▶ **Your objective**:
Output the data exactly, with every line intact.

Dataset records
....
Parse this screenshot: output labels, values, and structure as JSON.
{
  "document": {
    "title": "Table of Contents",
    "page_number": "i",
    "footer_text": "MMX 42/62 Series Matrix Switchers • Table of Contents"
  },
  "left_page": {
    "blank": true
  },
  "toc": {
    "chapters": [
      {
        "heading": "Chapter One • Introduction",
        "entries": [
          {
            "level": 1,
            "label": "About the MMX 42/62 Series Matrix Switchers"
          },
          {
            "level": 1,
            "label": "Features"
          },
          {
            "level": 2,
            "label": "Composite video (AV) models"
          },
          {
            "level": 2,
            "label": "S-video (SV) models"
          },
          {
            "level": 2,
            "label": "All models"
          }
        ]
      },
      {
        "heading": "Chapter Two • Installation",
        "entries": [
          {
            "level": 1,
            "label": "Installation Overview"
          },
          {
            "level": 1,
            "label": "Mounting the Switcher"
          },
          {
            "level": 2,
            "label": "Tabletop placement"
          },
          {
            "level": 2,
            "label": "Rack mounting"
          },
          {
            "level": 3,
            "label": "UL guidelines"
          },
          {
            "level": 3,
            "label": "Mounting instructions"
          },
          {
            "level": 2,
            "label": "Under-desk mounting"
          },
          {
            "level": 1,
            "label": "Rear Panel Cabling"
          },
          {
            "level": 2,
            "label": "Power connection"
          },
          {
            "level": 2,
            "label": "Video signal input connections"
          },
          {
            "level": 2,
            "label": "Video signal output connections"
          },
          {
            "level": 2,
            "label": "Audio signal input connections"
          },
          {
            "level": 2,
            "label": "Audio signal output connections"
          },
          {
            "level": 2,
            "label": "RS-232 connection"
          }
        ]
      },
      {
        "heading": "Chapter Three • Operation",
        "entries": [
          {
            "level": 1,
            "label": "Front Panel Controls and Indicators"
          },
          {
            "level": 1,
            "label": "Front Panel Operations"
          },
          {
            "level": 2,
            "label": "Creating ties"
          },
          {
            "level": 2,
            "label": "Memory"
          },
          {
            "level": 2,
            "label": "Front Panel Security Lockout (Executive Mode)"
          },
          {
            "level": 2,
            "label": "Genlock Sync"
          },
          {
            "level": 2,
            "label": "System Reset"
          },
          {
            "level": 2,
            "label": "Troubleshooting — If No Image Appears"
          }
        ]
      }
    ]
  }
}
....
▶ **Solution to the exercise**:
Parse this screenshot: output labels, values, and structure as JSON.
{
  "document": {
    "title": "Table of Contents",
    "page_number": "i",
    "footer_text": "MMX 42/62 Series Matrix Switchers • Table of Contents"
  },
  "left_page": {
    "blank": true
  },
  "toc": {
    "chapters": [
      {
        "heading": "Chapter One • Introduction",
        "entries": [
          {
            "level": 1,
            "label": "About the MMX 42/62 Series Matrix Switchers"
          },
          {
            "level": 1,
            "label": "Features"
          },
          {
            "level": 2,
            "label": "Composite video (AV) models"
          },
          {
            "level": 2,
            "label": "S-video (SV) models"
          },
          {
            "level": 2,
            "label": "All models"
          }
        ]
      },
      {
        "heading": "Chapter Two • Installation",
        "entries": [
          {
            "level": 1,
            "label": "Installation Overview"
          },
          {
            "level": 1,
            "label": "Mounting the Switcher"
          },
          {
            "level": 2,
            "label": "Tabletop placement"
          },
          {
            "level": 2,
            "label": "Rack mounting"
          },
          {
            "level": 3,
            "label": "UL guidelines"
          },
          {
            "level": 3,
            "label": "Mounting instructions"
          },
          {
            "level": 2,
            "label": "Under-desk mounting"
          },
          {
            "level": 1,
            "label": "Rear Panel Cabling"
          },
          {
            "level": 2,
            "label": "Power connection"
          },
          {
            "level": 2,
            "label": "Video signal input connections"
          },
          {
            "level": 2,
            "label": "Video signal output connections"
          },
          {
            "level": 2,
            "label": "Audio signal input connections"
          },
          {
            "level": 2,
            "label": "Audio signal output connections"
          },
          {
            "level": 2,
            "label": "RS-232 connection"
          }
        ]
      },
      {
        "heading": "Chapter Three • Operation",
        "entries": [
          {
            "level": 1,
            "label": "Front Panel Controls and Indicators"
          },
          {
            "level": 1,
            "label": "Front Panel Operations"
          },
          {
            "level": 2,
            "label": "Creating ties"
          },
          {
            "level": 2,
            "label": "Memory"
          },
          {
            "level": 2,
            "label": "Front Panel Security Lockout (Executive Mode)"
          },
          {
            "level": 2,
            "label": "Genlock Sync"
          },
          {
            "level": 2,
            "label": "System Reset"
          },
          {
            "level": 2,
            "label": "Troubleshooting — If No Image Appears"
          }
        ]
      }
    ]
  }
}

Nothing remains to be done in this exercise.